DESCRIPTION OF THE TASK: Swap every occurrence of "Mobile device" in the following lines for "Tablet", leaving everything else unchanged and omitting the pictures from your answer.

================

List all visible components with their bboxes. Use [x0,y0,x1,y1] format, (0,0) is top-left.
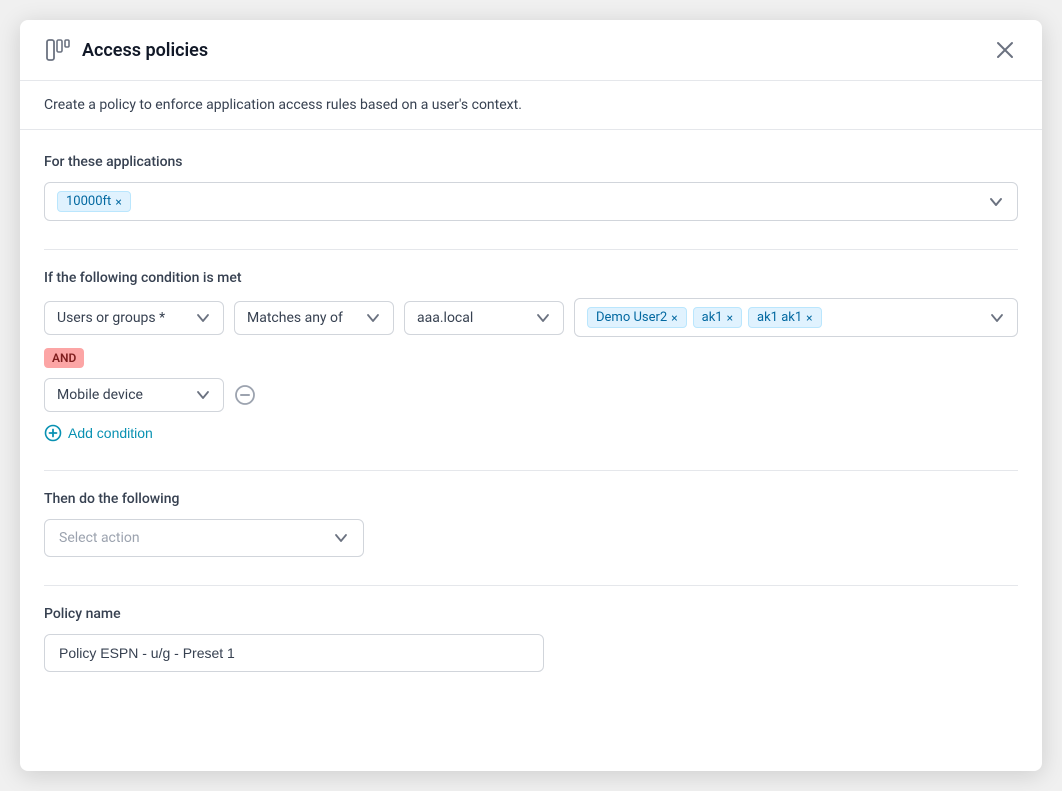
condition-row-2: Mobile device [44,378,1018,412]
divider-1 [44,249,1018,250]
field2-dropdown[interactable]: Mobile device [44,378,224,412]
modal-body: For these applications 10000ft × If the … [20,130,1042,712]
field2-chevron-icon [195,387,211,403]
applications-chevron-icon [987,193,1005,211]
remove-condition-button[interactable] [234,384,256,406]
modal-subtitle: Create a policy to enforce application a… [20,81,1042,130]
action-chevron-icon [333,530,349,546]
add-condition-button[interactable]: Add condition [44,420,153,446]
domain-dropdown[interactable]: aaa.local [404,301,564,335]
value-tag-label: Demo User2 [596,310,667,325]
field-dropdown[interactable]: Users or groups * [44,301,224,335]
close-icon [996,41,1014,59]
domain-chevron-icon [535,310,551,326]
applications-section: For these applications 10000ft × [44,154,1018,221]
app-icon [44,36,72,64]
access-policies-modal: Access policies Create a policy to enfor… [20,20,1042,771]
action-section: Then do the following Select action [44,491,1018,557]
value-tag-demouser2: Demo User2 × [587,307,687,328]
add-condition-label: Add condition [68,425,153,441]
field2-dropdown-label: Mobile device [57,387,143,403]
policy-name-input[interactable] [44,634,544,672]
close-button[interactable] [992,37,1018,63]
value-tag-label: ak1 [702,310,723,325]
app-tag-10000ft: 10000ft × [57,191,131,212]
app-tag-label: 10000ft [66,194,111,209]
modal-header: Access policies [20,20,1042,81]
modal-title: Access policies [82,40,208,61]
remove-icon [234,384,256,406]
value-tag-ak1ak1: ak1 ak1 × [748,307,822,328]
values-tags-container: Demo User2 × ak1 × ak1 ak1 × [587,307,981,328]
divider-2 [44,470,1018,471]
value-tag-remove[interactable]: × [671,312,677,324]
value-tag-remove[interactable]: × [727,312,733,324]
field-chevron-icon [195,310,211,326]
value-tag-remove[interactable]: × [806,312,812,324]
applications-select[interactable]: 10000ft × [44,182,1018,221]
and-badge: AND [44,348,84,368]
domain-dropdown-label: aaa.local [417,310,473,326]
field-dropdown-label: Users or groups * [57,310,165,326]
conditions-label: If the following condition is met [44,270,1018,286]
policy-name-label: Policy name [44,606,1018,622]
value-tag-ak1: ak1 × [693,307,742,328]
values-dropdown[interactable]: Demo User2 × ak1 × ak1 ak1 × [574,298,1018,337]
app-tag-remove[interactable]: × [115,196,121,208]
conditions-section: If the following condition is met Users … [44,270,1018,446]
header-left: Access policies [44,36,208,64]
applications-label: For these applications [44,154,1018,170]
condition-row-1: Users or groups * Matches any of aaa.loc… [44,298,1018,337]
values-chevron-icon [989,310,1005,326]
action-label: Then do the following [44,491,1018,507]
operator-dropdown-label: Matches any of [247,310,343,326]
action-placeholder: Select action [59,530,140,546]
divider-3 [44,585,1018,586]
operator-chevron-icon [365,310,381,326]
app-tags-container: 10000ft × [57,191,131,212]
policy-name-section: Policy name [44,606,1018,672]
action-dropdown[interactable]: Select action [44,519,364,557]
value-tag-label: ak1 ak1 [757,310,802,325]
add-condition-icon [44,424,62,442]
operator-dropdown[interactable]: Matches any of [234,301,394,335]
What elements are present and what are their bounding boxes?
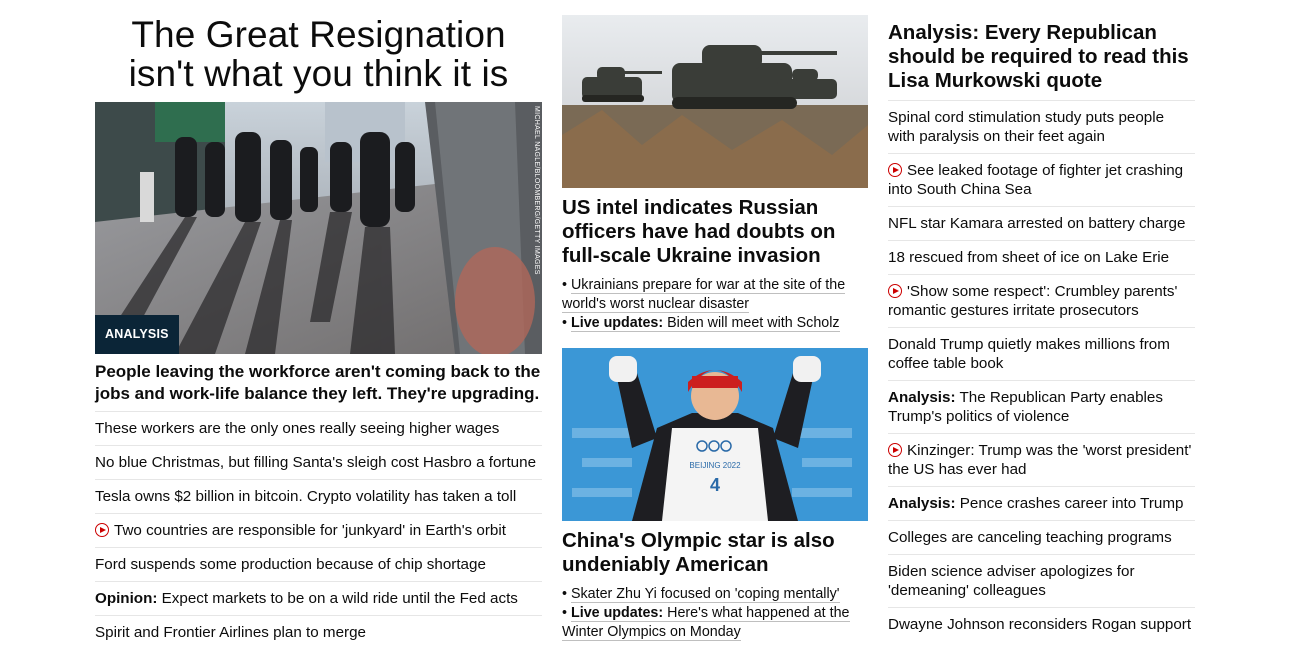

================

CORRECT OUTPUT:
List all visible components with their bboxes. Use [x0,y0,x1,y1] format, (0,0) is top-left.
condition-row-2: Tablet [44,378,1018,412]
divider-1 [44,249,1018,250]
field2-dropdown[interactable]: Tablet [44,378,224,412]
modal-body: For these applications 10000ft × If the … [20,130,1042,712]
field2-chevron-icon [195,387,211,403]
applications-chevron-icon [987,193,1005,211]
remove-condition-button[interactable] [234,384,256,406]
modal-subtitle: Create a policy to enforce application a… [20,81,1042,130]
action-chevron-icon [333,530,349,546]
add-condition-button[interactable]: Add condition [44,420,153,446]
domain-dropdown[interactable]: aaa.local [404,301,564,335]
value-tag-label: Demo User2 [596,310,667,325]
field-dropdown[interactable]: Users or groups * [44,301,224,335]
close-icon [996,41,1014,59]
domain-chevron-icon [535,310,551,326]
applications-section: For these applications 10000ft × [44,154,1018,221]
app-icon [44,36,72,64]
access-policies-modal: Access policies Create a policy to enfor… [20,20,1042,771]
action-section: Then do the following Select action [44,491,1018,557]
value-tag-demouser2: Demo User2 × [587,307,687,328]
add-condition-label: Add condition [68,425,153,441]
field2-dropdown-label: Tablet [57,387,143,403]
policy-name-input[interactable] [44,634,544,672]
close-button[interactable] [992,37,1018,63]
value-tag-label: ak1 [702,310,723,325]
app-tag-10000ft: 10000ft × [57,191,131,212]
app-tag-label: 10000ft [66,194,111,209]
modal-header: Access policies [20,20,1042,81]
modal-title: Access policies [82,40,208,61]
remove-icon [234,384,256,406]
value-tag-ak1ak1: ak1 ak1 × [748,307,822,328]
values-tags-container: Demo User2 × ak1 × ak1 ak1 × [587,307,981,328]
divider-2 [44,470,1018,471]
value-tag-remove[interactable]: × [671,312,677,324]
value-tag-remove[interactable]: × [727,312,733,324]
field-chevron-icon [195,310,211,326]
value-tag-remove[interactable]: × [806,312,812,324]
applications-select[interactable]: 10000ft × [44,182,1018,221]
and-badge: AND [44,348,84,368]
domain-dropdown-label: aaa.local [417,310,473,326]
field-dropdown-label: Users or groups * [57,310,165,326]
conditions-label: If the following condition is met [44,270,1018,286]
policy-name-label: Policy name [44,606,1018,622]
value-tag-ak1: ak1 × [693,307,742,328]
values-dropdown[interactable]: Demo User2 × ak1 × ak1 ak1 × [574,298,1018,337]
app-tag-remove[interactable]: × [115,196,121,208]
conditions-section: If the following condition is met Users … [44,270,1018,446]
header-left: Access policies [44,36,208,64]
applications-label: For these applications [44,154,1018,170]
condition-row-1: Users or groups * Matches any of aaa.loc… [44,298,1018,337]
values-chevron-icon [989,310,1005,326]
action-label: Then do the following [44,491,1018,507]
operator-dropdown-label: Matches any of [247,310,343,326]
action-placeholder: Select action [59,530,140,546]
divider-3 [44,585,1018,586]
operator-chevron-icon [365,310,381,326]
app-tags-container: 10000ft × [57,191,131,212]
policy-name-section: Policy name [44,606,1018,672]
action-dropdown[interactable]: Select action [44,519,364,557]
value-tag-label: ak1 ak1 [757,310,802,325]
add-condition-icon [44,424,62,442]
operator-dropdown[interactable]: Matches any of [234,301,394,335]
What elements are present and what are their bounding boxes?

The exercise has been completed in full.